#### What you need to do:
Gather every line of the entries that includes the word "xlabel".

#### Exercise data:
-*-
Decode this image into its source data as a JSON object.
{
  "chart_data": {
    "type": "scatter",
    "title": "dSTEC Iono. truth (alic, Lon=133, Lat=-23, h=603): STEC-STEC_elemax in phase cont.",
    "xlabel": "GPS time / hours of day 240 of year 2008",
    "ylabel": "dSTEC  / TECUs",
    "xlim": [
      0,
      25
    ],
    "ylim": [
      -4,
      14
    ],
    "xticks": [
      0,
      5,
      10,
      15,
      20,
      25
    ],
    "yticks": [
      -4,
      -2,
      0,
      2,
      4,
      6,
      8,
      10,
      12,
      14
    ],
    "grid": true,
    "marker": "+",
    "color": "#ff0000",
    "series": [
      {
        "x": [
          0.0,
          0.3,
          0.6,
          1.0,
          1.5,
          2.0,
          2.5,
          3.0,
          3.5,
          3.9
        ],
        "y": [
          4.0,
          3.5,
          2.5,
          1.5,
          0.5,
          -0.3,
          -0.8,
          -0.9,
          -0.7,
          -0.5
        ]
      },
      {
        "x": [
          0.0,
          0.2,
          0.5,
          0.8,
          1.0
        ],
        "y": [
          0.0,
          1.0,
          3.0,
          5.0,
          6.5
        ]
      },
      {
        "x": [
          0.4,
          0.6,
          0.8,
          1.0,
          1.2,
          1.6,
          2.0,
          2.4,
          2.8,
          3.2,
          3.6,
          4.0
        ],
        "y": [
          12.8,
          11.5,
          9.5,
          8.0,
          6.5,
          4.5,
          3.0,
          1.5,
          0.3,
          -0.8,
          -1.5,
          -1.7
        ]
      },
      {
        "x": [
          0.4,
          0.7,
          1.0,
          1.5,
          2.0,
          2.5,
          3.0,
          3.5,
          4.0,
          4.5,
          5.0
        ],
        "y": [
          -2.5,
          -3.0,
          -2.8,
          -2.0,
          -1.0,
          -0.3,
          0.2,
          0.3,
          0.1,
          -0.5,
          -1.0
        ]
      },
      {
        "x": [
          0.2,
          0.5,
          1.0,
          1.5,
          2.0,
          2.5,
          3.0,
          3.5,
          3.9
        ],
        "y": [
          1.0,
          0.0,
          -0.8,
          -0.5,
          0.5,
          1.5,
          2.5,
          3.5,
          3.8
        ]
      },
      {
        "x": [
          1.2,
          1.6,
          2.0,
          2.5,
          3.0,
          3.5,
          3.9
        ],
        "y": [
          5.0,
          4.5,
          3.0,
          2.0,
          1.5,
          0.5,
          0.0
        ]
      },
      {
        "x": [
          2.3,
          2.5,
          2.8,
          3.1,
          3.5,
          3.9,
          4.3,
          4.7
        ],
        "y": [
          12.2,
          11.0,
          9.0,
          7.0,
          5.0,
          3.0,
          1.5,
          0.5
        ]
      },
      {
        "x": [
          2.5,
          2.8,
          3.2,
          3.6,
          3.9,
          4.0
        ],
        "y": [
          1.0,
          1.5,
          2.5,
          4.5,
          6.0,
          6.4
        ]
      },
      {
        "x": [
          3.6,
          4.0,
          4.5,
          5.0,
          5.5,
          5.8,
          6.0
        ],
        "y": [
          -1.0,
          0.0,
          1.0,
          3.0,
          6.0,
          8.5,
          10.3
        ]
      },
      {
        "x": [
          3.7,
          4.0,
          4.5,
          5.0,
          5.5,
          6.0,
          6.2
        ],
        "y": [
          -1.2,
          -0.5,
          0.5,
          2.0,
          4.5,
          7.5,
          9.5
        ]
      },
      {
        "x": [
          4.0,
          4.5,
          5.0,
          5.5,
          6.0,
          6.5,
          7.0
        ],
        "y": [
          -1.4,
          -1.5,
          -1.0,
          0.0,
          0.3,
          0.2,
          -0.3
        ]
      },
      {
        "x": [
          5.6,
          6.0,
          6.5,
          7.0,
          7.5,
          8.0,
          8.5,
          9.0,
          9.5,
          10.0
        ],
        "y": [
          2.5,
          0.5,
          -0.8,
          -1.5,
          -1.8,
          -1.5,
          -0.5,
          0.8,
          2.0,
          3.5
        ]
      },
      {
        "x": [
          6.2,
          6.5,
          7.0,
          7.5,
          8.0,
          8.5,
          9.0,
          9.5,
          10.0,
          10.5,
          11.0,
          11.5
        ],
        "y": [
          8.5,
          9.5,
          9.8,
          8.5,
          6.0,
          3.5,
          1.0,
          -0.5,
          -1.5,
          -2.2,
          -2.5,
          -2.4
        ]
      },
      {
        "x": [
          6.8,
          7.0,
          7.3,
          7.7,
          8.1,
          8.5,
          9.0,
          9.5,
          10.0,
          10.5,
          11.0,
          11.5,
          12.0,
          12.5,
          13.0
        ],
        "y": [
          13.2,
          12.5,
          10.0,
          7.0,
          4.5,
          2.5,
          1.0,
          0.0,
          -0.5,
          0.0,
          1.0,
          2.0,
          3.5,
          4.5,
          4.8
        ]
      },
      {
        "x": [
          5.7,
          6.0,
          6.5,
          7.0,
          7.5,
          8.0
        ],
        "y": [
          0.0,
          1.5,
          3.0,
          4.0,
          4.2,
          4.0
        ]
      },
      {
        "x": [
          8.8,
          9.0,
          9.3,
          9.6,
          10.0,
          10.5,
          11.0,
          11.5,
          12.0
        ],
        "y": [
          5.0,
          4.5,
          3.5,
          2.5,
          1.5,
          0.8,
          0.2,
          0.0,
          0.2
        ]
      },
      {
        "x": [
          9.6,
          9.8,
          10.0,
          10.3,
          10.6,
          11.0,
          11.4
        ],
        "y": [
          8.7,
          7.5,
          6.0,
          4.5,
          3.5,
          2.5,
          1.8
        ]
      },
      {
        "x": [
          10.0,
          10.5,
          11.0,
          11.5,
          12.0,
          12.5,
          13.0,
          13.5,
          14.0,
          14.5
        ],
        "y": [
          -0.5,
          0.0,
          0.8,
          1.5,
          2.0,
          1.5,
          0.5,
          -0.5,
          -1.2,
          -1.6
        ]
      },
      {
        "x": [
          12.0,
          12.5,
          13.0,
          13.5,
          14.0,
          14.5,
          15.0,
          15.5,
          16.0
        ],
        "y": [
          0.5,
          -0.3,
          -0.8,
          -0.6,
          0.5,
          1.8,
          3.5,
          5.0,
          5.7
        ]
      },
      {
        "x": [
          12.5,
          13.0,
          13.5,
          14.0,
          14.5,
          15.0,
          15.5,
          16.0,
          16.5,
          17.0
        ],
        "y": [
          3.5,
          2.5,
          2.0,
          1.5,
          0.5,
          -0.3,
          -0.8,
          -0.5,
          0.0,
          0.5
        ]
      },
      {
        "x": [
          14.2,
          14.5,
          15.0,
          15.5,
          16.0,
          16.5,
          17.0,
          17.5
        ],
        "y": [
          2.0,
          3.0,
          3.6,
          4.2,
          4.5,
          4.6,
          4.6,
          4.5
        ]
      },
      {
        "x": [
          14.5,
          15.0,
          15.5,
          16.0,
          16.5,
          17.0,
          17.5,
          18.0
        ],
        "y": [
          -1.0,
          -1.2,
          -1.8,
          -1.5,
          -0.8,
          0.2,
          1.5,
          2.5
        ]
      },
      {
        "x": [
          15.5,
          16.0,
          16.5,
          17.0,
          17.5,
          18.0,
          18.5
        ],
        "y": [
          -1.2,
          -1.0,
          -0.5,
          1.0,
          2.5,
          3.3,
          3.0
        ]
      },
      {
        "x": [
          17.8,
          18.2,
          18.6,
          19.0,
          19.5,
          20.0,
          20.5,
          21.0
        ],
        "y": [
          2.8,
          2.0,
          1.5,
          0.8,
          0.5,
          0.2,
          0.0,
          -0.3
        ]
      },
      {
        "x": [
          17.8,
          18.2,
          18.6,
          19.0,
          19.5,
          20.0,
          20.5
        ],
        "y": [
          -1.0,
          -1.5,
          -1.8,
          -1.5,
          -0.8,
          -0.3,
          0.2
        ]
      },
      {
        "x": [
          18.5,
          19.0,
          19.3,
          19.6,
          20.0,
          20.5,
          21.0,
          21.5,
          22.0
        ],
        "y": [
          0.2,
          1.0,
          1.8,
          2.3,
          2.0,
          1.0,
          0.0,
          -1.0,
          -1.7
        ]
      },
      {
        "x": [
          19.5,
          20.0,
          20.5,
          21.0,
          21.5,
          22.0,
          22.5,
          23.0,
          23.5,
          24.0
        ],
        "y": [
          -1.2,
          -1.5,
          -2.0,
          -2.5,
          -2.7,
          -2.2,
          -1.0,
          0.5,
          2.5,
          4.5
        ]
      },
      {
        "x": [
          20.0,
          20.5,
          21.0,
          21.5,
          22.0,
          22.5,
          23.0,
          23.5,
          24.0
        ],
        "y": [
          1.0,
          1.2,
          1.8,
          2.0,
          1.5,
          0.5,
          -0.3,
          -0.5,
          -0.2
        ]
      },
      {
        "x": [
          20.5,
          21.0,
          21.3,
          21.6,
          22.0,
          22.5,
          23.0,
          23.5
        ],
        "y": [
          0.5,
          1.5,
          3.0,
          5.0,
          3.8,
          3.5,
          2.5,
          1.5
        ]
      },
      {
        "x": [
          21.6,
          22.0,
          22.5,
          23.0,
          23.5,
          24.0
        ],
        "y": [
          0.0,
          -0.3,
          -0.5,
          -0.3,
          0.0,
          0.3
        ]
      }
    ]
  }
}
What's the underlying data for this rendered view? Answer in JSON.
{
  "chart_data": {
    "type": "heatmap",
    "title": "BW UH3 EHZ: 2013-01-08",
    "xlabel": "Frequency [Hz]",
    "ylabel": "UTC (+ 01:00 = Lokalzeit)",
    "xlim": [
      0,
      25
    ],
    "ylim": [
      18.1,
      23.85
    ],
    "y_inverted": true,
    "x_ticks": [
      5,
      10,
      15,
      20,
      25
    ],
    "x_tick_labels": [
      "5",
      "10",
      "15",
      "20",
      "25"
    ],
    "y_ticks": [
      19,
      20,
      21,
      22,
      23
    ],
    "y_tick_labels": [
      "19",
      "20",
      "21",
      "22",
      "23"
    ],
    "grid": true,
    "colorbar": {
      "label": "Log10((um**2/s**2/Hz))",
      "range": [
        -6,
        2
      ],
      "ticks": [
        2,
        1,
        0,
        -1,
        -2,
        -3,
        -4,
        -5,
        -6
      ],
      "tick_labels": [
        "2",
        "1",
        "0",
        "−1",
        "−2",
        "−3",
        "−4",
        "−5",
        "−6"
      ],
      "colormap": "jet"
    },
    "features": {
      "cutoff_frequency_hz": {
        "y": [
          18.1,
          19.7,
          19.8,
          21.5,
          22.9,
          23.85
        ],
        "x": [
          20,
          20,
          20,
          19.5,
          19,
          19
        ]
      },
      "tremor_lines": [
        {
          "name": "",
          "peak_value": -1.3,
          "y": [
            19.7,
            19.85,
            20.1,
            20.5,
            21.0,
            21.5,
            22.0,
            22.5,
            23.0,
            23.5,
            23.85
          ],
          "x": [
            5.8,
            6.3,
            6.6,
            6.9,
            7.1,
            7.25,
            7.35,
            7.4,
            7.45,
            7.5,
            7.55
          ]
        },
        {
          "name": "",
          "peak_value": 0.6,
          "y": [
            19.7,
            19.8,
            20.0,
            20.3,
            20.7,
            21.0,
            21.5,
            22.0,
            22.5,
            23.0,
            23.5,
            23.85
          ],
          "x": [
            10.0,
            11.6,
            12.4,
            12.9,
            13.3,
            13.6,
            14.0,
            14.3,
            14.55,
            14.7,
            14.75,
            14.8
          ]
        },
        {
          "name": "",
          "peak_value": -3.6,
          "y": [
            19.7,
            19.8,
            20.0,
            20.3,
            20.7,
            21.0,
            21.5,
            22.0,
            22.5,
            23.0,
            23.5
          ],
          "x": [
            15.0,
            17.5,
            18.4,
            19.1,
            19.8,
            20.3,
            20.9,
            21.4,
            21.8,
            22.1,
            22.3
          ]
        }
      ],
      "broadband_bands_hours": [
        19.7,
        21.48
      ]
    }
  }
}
-*-
#### Output below:
    "xlabel": "GPS time / hours of day 240 of year 2008",
    "xlabel": "Frequency [Hz]",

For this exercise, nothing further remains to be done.